Requirements: Return the records exactly as they are.

### Task data ###

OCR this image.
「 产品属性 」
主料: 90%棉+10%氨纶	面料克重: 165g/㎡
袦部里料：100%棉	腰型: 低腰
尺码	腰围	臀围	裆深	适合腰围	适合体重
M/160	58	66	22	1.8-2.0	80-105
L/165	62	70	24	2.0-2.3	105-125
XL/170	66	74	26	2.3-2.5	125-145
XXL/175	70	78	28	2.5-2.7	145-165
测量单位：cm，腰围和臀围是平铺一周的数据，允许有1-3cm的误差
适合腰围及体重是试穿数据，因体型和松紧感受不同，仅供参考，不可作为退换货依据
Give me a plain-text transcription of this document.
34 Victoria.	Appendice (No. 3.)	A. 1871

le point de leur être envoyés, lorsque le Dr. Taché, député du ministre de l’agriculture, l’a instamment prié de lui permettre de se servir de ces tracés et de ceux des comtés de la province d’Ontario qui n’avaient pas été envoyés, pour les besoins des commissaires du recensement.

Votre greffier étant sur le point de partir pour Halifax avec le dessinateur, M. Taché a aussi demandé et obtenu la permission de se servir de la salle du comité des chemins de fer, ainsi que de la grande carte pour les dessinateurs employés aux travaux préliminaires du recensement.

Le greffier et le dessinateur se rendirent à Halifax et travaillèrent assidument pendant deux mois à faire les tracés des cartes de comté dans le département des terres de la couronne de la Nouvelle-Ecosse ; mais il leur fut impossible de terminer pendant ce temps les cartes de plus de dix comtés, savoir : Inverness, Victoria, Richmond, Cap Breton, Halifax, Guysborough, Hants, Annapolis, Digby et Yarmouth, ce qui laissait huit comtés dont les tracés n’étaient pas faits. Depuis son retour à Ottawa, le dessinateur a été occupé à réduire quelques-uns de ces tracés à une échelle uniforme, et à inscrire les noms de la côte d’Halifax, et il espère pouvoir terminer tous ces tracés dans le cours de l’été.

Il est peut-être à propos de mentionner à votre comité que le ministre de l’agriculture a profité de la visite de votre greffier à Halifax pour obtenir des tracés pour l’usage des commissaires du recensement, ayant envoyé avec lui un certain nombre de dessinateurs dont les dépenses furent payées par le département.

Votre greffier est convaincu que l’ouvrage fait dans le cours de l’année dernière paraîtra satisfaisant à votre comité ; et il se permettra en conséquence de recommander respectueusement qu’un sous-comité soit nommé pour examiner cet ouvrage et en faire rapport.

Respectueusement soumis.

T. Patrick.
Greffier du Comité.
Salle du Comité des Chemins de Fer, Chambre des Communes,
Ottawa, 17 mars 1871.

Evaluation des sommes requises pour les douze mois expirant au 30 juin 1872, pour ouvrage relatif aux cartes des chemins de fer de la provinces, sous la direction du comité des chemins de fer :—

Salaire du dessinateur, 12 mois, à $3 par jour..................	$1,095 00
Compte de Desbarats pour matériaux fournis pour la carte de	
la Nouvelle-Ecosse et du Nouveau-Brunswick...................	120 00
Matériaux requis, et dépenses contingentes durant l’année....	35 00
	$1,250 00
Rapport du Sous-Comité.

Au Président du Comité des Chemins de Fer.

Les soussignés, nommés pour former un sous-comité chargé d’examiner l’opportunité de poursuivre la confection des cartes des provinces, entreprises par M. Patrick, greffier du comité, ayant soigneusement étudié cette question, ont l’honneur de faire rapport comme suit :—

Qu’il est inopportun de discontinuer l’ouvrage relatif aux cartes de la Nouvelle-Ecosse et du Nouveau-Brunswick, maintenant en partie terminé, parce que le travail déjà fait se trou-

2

###

Finished exercise:
OCR this image.
「 产品属性 」
主料: 90%棉+10%氨纶	面料克重: 165g/㎡
袦部里料：100%棉	腰型: 低腰
尺码	腰围	臀围	裆深	适合腰围	适合体重
M/160	58	66	22	1.8-2.0	80-105
L/165	62	70	24	2.0-2.3	105-125
XL/170	66	74	26	2.3-2.5	125-145
XXL/175	70	78	28	2.5-2.7	145-165
测量单位：cm，腰围和臀围是平铺一周的数据，允许有1-3cm的误差
适合腰围及体重是试穿数据，因体型和松紧感受不同，仅供参考，不可作为退换货依据
Give me a plain-text transcription of this document.
34 Victoria.	Appendice (No. 3.)	A. 1871

le point de leur être envoyés, lorsque le Dr. Taché, député du ministre de l’agriculture, l’a instamment prié de lui permettre de se servir de ces tracés et de ceux des comtés de la province d’Ontario qui n’avaient pas été envoyés, pour les besoins des commissaires du recensement.

Votre greffier étant sur le point de partir pour Halifax avec le dessinateur, M. Taché a aussi demandé et obtenu la permission de se servir de la salle du comité des chemins de fer, ainsi que de la grande carte pour les dessinateurs employés aux travaux préliminaires du recensement.

Le greffier et le dessinateur se rendirent à Halifax et travaillèrent assidument pendant deux mois à faire les tracés des cartes de comté dans le département des terres de la couronne de la Nouvelle-Ecosse ; mais il leur fut impossible de terminer pendant ce temps les cartes de plus de dix comtés, savoir : Inverness, Victoria, Richmond, Cap Breton, Halifax, Guysborough, Hants, Annapolis, Digby et Yarmouth, ce qui laissait huit comtés dont les tracés n’étaient pas faits. Depuis son retour à Ottawa, le dessinateur a été occupé à réduire quelques-uns de ces tracés à une échelle uniforme, et à inscrire les noms de la côte d’Halifax, et il espère pouvoir terminer tous ces tracés dans le cours de l’été.

Il est peut-être à propos de mentionner à votre comité que le ministre de l’agriculture a profité de la visite de votre greffier à Halifax pour obtenir des tracés pour l’usage des commissaires du recensement, ayant envoyé avec lui un certain nombre de dessinateurs dont les dépenses furent payées par le département.

Votre greffier est convaincu que l’ouvrage fait dans le cours de l’année dernière paraîtra satisfaisant à votre comité ; et il se permettra en conséquence de recommander respectueusement qu’un sous-comité soit nommé pour examiner cet ouvrage et en faire rapport.

Respectueusement soumis.

T. Patrick.
Greffier du Comité.
Salle du Comité des Chemins de Fer, Chambre des Communes,
Ottawa, 17 mars 1871.

Evaluation des sommes requises pour les douze mois expirant au 30 juin 1872, pour ouvrage relatif aux cartes des chemins de fer de la provinces, sous la direction du comité des chemins de fer :—

Salaire du dessinateur, 12 mois, à $3 par jour..................	$1,095 00
Compte de Desbarats pour matériaux fournis pour la carte de	
la Nouvelle-Ecosse et du Nouveau-Brunswick...................	120 00
Matériaux requis, et dépenses contingentes durant l’année....	35 00
	$1,250 00
Rapport du Sous-Comité.

Au Président du Comité des Chemins de Fer.

Les soussignés, nommés pour former un sous-comité chargé d’examiner l’opportunité de poursuivre la confection des cartes des provinces, entreprises par M. Patrick, greffier du comité, ayant soigneusement étudié cette question, ont l’honneur de faire rapport comme suit :—

Qu’il est inopportun de discontinuer l’ouvrage relatif aux cartes de la Nouvelle-Ecosse et du Nouveau-Brunswick, maintenant en partie terminé, parce que le travail déjà fait se trou-

2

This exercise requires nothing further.